Work instructions: Please convert the data below into a JSON list of strings, one string per line and no blank lines. Begin at its first line and stop after the line containing "bar-renewals-2022-23 <box>759 241".

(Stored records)
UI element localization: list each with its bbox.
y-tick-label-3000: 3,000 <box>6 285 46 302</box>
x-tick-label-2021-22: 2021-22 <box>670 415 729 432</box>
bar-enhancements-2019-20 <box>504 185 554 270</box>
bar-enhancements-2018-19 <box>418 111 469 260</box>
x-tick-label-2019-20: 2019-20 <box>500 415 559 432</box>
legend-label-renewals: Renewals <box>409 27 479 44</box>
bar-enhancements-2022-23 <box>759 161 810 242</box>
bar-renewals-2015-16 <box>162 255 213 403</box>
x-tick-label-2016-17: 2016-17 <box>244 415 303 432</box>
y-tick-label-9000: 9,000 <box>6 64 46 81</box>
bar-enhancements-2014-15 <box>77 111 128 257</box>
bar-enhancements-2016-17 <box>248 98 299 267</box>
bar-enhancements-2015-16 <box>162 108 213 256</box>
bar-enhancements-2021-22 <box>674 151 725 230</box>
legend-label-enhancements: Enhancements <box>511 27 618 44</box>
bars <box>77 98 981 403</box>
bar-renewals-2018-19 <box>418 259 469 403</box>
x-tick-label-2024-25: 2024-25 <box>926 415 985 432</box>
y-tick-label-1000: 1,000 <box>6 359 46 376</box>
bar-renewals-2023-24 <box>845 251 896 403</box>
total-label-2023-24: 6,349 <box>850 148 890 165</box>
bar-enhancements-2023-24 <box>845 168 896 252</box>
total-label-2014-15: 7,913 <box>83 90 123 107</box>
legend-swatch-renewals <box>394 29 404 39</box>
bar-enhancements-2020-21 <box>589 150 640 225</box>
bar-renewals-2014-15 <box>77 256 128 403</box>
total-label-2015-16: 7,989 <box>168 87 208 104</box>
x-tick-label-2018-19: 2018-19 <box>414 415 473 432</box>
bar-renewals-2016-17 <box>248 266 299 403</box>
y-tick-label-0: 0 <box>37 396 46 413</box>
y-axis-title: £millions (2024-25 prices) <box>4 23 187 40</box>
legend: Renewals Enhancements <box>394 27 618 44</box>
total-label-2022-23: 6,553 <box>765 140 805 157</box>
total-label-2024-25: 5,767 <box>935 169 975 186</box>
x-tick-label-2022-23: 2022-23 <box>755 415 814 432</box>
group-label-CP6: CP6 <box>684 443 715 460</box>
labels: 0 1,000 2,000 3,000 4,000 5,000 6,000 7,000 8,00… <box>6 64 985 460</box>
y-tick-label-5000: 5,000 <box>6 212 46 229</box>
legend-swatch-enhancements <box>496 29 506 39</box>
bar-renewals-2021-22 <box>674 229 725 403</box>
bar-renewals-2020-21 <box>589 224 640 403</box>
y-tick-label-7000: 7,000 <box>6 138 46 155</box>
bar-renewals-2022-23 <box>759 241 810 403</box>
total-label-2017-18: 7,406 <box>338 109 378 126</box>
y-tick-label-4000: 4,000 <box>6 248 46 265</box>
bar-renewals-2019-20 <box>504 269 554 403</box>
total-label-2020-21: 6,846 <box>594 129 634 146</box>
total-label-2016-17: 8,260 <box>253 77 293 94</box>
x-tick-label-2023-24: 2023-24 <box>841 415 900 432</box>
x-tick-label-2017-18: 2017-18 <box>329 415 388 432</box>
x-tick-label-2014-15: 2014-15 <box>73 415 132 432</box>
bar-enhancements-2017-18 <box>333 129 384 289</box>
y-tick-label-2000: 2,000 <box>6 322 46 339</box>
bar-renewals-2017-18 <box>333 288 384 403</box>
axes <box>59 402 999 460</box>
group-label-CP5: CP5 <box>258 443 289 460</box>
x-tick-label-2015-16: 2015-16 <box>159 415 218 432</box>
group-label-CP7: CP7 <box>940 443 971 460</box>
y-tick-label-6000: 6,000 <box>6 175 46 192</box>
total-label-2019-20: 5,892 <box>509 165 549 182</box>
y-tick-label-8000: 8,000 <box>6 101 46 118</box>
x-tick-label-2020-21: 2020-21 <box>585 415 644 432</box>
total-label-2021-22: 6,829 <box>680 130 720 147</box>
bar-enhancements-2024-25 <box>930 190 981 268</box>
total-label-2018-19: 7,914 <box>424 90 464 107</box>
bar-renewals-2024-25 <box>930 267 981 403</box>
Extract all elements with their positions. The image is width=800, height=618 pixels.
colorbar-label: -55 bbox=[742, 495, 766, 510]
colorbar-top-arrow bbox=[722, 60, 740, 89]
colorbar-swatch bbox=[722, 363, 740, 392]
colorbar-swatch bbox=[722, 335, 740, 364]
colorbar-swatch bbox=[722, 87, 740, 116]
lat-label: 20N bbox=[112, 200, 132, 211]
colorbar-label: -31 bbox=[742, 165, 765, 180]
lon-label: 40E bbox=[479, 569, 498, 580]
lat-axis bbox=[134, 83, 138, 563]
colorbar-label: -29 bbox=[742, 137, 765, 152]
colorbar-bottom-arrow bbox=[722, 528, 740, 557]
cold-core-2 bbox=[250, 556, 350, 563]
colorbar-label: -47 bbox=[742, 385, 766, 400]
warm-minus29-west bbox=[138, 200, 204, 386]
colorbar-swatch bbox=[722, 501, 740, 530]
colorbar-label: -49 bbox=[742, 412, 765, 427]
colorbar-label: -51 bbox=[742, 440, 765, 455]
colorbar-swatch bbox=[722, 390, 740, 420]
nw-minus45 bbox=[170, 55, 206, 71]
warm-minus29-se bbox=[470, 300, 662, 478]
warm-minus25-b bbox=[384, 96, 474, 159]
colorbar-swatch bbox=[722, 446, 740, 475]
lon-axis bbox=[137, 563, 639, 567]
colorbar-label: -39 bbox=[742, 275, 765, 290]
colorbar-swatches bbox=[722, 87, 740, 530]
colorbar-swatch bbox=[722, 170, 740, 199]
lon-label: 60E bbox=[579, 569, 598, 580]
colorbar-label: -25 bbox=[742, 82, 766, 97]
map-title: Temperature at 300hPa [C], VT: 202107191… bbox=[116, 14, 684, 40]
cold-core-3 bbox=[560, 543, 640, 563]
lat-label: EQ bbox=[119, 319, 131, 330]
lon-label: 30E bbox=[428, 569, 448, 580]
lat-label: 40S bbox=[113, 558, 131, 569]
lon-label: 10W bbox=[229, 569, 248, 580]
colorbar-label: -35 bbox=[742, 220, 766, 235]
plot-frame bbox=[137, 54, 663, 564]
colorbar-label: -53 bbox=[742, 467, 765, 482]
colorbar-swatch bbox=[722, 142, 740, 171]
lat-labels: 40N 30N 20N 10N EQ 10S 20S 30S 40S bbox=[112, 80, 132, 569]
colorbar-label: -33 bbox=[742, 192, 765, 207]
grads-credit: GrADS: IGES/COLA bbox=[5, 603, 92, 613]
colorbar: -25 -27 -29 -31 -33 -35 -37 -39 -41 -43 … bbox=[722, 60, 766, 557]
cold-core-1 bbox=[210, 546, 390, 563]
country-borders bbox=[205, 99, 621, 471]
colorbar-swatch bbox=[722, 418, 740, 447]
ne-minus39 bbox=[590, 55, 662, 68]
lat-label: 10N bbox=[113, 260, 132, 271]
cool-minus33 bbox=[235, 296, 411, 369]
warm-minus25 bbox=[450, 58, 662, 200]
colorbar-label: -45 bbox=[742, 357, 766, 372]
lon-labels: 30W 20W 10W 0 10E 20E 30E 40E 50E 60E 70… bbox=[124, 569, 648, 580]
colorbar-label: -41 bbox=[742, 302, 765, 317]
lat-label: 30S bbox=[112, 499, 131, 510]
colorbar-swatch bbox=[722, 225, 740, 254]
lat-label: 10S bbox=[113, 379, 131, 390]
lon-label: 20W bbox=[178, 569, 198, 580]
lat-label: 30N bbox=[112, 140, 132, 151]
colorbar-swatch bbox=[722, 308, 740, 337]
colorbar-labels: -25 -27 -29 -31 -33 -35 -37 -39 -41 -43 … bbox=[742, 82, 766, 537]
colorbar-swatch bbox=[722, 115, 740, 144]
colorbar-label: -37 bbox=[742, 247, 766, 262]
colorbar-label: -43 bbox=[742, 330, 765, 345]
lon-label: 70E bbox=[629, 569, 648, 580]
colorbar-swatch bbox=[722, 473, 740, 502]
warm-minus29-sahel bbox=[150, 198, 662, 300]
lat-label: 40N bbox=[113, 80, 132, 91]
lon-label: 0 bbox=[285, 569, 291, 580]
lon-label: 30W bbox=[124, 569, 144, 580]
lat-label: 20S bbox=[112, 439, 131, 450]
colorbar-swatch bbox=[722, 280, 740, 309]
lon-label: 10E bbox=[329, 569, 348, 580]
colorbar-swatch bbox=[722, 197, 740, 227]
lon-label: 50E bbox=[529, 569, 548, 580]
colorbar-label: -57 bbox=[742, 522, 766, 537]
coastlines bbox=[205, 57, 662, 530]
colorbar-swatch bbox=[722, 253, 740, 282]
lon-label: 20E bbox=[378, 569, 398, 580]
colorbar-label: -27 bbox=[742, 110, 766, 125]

Exercise solution:
[
  "UI element localization: list each with its bbox.",
  "y-tick-label-3000: 3,000 <box>6 285 46 302</box>",
  "x-tick-label-2021-22: 2021-22 <box>670 415 729 432</box>",
  "bar-enhancements-2019-20 <box>504 185 554 270</box>",
  "bar-enhancements-2018-19 <box>418 111 469 260</box>",
  "x-tick-label-2019-20: 2019-20 <box>500 415 559 432</box>",
  "legend-label-renewals: Renewals <box>409 27 479 44</box>",
  "bar-enhancements-2022-23 <box>759 161 810 242</box>",
  "bar-renewals-2015-16 <box>162 255 213 403</box>",
  "x-tick-label-2016-17: 2016-17 <box>244 415 303 432</box>",
  "y-tick-label-9000: 9,000 <box>6 64 46 81</box>",
  "bar-enhancements-2014-15 <box>77 111 128 257</box>",
  "bar-enhancements-2016-17 <box>248 98 299 267</box>",
  "bar-enhancements-2015-16 <box>162 108 213 256</box>",
  "bar-enhancements-2021-22 <box>674 151 725 230</box>",
  "legend-label-enhancements: Enhancements <box>511 27 618 44</box>",
  "bars <box>77 98 981 403</box>",
  "bar-renewals-2018-19 <box>418 259 469 403</box>",
  "x-tick-label-2024-25: 2024-25 <box>926 415 985 432</box>",
  "y-tick-label-1000: 1,000 <box>6 359 46 376</box>",
  "bar-renewals-2023-24 <box>845 251 896 403</box>",
  "total-label-2023-24: 6,349 <box>850 148 890 165</box>",
  "bar-enhancements-2023-24 <box>845 168 896 252</box>",
  "total-label-2014-15: 7,913 <box>83 90 123 107</box>",
  "legend-swatch-renewals <box>394 29 404 39</box>",
  "bar-enhancements-2020-21 <box>589 150 640 225</box>",
  "bar-renewals-2014-15 <box>77 256 128 403</box>",
  "total-label-2015-16: 7,989 <box>168 87 208 104</box>",
  "x-tick-label-2018-19: 2018-19 <box>414 415 473 432</box>",
  "bar-renewals-2016-17 <box>248 266 299 403</box>",
  "y-tick-label-0: 0 <box>37 396 46 413</box>",
  "y-axis-title: £millions (2024-25 prices) <box>4 23 187 40</box>",
  "legend: Renewals Enhancements <box>394 27 618 44</box>",
  "total-label-2022-23: 6,553 <box>765 140 805 157</box>",
  "total-label-2024-25: 5,767 <box>935 169 975 186</box>",
  "x-tick-label-2022-23: 2022-23 <box>755 415 814 432</box>",
  "group-label-CP6: CP6 <box>684 443 715 460</box>",
  "labels: 0 1,000 2,000 3,000 4,000 5,000 6,000 7,000 8,00… <box>6 64 985 460</box>",
  "y-tick-label-5000: 5,000 <box>6 212 46 229</box>",
  "legend-swatch-enhancements <box>496 29 506 39</box>",
  "bar-renewals-2021-22 <box>674 229 725 403</box>",
  "bar-renewals-2020-21 <box>589 224 640 403</box>",
  "y-tick-label-7000: 7,000 <box>6 138 46 155</box>",
  "bar-renewals-2022-23 <box>759 241 810 403</box>"
]